Extract every line below, verbatim.

>> Begin AVAILABLE DATA

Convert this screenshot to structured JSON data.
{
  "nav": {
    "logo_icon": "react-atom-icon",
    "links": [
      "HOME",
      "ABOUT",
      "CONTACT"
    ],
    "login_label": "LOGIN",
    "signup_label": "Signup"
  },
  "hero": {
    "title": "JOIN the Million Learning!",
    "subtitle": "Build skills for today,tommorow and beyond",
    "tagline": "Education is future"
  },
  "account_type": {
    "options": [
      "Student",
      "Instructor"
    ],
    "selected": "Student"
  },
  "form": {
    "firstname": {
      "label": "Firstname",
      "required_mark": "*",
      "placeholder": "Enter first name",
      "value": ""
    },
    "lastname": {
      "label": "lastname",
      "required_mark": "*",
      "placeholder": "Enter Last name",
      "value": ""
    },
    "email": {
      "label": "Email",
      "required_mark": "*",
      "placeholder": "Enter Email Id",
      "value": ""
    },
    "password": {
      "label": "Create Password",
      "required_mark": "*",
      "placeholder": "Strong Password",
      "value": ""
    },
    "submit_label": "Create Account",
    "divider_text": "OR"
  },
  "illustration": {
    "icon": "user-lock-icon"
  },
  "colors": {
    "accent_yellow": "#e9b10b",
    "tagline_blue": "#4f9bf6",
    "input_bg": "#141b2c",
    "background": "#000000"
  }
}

>> End AVAILABLE DATA

** RESPONSE TO THIS EXERCISE **
Convert this screenshot to structured JSON data.
{
  "nav": {
    "logo_icon": "react-atom-icon",
    "links": [
      "HOME",
      "ABOUT",
      "CONTACT"
    ],
    "login_label": "LOGIN",
    "signup_label": "Signup"
  },
  "hero": {
    "title": "JOIN the Million Learning!",
    "subtitle": "Build skills for today,tommorow and beyond",
    "tagline": "Education is future"
  },
  "account_type": {
    "options": [
      "Student",
      "Instructor"
    ],
    "selected": "Student"
  },
  "form": {
    "firstname": {
      "label": "Firstname",
      "required_mark": "*",
      "placeholder": "Enter first name",
      "value": ""
    },
    "lastname": {
      "label": "lastname",
      "required_mark": "*",
      "placeholder": "Enter Last name",
      "value": ""
    },
    "email": {
      "label": "Email",
      "required_mark": "*",
      "placeholder": "Enter Email Id",
      "value": ""
    },
    "password": {
      "label": "Create Password",
      "required_mark": "*",
      "placeholder": "Strong Password",
      "value": ""
    },
    "submit_label": "Create Account",
    "divider_text": "OR"
  },
  "illustration": {
    "icon": "user-lock-icon"
  },
  "colors": {
    "accent_yellow": "#e9b10b",
    "tagline_blue": "#4f9bf6",
    "input_bg": "#141b2c",
    "background": "#000000"
  }
}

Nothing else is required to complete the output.